→ AIM OF THE EXERCISE
Look through the data below and count each line where the word "rest" appears. Reply with the count alone.

───── SUPPLIED MATERIAL ─────

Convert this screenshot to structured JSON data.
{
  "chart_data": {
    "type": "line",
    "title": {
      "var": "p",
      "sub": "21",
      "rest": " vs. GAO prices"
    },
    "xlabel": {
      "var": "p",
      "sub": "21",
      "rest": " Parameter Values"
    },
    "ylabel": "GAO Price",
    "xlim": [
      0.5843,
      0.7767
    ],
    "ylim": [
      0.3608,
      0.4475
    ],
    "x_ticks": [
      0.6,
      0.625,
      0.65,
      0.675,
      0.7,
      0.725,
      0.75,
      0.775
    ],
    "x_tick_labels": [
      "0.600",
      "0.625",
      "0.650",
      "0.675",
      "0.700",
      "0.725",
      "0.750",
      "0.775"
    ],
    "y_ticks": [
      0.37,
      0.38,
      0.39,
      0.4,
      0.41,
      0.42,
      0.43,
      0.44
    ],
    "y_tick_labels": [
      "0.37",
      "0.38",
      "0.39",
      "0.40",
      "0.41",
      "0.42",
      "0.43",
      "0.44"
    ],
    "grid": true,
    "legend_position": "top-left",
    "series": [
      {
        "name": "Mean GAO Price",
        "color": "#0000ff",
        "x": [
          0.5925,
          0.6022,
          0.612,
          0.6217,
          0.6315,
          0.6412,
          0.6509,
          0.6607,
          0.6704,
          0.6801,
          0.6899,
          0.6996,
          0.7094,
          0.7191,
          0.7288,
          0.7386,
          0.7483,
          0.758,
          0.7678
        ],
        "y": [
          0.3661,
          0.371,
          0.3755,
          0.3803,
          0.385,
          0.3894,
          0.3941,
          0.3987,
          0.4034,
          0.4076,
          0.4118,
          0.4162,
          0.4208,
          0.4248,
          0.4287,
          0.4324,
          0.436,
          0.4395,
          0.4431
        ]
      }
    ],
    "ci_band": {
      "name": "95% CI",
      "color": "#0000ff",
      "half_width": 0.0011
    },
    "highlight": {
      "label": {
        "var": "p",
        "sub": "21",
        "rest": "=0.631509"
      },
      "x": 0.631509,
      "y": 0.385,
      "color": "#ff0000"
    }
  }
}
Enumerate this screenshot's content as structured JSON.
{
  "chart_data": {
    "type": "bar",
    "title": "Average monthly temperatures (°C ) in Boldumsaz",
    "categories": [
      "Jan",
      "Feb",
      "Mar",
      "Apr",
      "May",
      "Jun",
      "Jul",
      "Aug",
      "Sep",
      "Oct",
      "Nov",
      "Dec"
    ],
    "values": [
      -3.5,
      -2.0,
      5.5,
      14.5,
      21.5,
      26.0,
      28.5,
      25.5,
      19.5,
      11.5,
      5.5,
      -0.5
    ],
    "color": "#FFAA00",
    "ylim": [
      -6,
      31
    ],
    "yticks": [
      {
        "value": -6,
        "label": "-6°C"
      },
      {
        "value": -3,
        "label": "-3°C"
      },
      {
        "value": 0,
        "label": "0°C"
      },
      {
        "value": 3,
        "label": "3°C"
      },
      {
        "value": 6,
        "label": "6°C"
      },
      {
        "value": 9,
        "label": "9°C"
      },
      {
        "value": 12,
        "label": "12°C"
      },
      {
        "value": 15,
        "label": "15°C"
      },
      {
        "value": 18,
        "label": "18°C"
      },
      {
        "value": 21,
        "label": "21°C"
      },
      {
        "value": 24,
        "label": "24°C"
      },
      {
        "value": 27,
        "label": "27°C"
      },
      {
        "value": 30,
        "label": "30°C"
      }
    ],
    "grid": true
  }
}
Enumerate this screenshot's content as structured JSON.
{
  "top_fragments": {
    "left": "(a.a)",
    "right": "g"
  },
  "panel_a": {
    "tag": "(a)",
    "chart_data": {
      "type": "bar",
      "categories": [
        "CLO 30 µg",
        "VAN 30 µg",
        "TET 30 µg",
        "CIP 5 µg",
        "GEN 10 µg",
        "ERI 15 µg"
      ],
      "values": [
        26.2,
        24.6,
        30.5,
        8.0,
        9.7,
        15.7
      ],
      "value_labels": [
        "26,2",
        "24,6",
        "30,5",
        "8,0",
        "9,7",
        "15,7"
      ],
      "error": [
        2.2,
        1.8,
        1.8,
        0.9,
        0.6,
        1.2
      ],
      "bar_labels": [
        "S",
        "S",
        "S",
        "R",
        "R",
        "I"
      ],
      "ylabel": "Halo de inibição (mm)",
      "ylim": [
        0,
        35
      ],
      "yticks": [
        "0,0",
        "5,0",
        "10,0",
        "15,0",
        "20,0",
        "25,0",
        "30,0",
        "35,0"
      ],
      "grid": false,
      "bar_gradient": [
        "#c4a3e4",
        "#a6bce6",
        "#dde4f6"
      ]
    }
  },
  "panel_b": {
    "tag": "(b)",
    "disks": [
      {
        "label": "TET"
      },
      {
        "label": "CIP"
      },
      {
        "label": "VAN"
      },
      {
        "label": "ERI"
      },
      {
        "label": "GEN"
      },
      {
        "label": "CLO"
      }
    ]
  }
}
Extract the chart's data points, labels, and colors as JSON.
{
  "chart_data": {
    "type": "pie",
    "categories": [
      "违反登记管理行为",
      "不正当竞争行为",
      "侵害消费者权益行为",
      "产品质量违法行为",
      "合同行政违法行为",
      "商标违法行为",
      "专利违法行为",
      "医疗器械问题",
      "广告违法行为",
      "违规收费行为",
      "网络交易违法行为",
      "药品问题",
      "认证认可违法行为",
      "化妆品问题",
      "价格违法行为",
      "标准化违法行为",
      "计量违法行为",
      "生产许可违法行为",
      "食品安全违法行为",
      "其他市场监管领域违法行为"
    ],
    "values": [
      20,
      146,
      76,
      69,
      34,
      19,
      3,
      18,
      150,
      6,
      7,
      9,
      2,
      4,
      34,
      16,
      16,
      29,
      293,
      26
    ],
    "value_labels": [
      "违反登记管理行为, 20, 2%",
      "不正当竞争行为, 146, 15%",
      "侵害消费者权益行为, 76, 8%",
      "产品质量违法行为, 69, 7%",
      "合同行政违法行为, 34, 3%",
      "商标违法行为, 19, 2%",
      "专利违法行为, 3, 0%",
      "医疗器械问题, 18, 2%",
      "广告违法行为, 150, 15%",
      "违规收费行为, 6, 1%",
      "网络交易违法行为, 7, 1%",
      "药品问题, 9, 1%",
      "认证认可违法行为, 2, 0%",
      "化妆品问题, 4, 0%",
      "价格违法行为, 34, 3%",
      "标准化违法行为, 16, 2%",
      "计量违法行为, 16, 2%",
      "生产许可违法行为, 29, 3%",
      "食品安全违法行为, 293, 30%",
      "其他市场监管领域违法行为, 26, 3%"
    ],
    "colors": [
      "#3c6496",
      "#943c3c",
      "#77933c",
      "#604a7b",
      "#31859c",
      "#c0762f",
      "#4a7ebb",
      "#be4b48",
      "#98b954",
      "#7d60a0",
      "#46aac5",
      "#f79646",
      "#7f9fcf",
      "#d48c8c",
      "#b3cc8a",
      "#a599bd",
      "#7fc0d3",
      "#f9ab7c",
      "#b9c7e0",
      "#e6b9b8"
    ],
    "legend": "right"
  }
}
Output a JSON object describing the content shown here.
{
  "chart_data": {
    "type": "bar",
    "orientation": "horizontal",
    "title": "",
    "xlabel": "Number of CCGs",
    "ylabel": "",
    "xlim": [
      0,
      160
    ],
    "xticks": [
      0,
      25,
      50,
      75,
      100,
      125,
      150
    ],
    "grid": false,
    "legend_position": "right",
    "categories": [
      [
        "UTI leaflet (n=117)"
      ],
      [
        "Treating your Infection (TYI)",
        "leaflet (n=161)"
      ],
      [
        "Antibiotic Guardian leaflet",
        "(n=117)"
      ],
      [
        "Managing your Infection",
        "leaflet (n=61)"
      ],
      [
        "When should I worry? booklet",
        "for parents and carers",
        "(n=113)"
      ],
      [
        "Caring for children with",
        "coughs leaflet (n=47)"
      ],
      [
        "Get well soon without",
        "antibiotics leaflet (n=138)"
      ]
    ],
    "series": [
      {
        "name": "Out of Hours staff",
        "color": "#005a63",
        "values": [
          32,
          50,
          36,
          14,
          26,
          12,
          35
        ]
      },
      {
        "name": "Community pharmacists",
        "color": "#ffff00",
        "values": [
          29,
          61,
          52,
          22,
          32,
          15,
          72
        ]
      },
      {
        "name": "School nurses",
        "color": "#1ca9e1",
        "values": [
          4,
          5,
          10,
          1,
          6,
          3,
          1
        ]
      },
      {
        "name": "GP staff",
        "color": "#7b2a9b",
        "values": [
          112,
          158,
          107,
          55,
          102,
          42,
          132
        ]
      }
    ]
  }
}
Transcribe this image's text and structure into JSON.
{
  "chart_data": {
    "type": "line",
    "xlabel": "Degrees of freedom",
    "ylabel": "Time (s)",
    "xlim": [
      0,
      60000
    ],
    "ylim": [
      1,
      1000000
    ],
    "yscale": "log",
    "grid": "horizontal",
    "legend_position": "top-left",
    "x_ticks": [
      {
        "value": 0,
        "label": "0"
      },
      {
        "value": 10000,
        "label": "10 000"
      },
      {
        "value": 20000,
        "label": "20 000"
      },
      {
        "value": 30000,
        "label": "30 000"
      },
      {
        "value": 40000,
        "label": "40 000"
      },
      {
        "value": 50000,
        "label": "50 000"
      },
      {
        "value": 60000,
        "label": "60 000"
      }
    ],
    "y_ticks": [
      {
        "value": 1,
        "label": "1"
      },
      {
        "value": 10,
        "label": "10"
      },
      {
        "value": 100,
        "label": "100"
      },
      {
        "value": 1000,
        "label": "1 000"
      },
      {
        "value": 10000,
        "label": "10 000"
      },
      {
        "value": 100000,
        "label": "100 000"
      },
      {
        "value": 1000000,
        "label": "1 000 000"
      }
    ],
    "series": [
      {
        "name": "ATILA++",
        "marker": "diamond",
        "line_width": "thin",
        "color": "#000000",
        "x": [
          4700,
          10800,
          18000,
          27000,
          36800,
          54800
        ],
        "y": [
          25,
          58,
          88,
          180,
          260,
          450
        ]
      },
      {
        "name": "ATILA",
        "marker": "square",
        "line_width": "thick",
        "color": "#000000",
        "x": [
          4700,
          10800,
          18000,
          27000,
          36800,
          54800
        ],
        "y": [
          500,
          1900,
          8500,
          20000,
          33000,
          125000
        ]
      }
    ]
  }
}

─────

→ ANSWER TO THE PROBLEM
3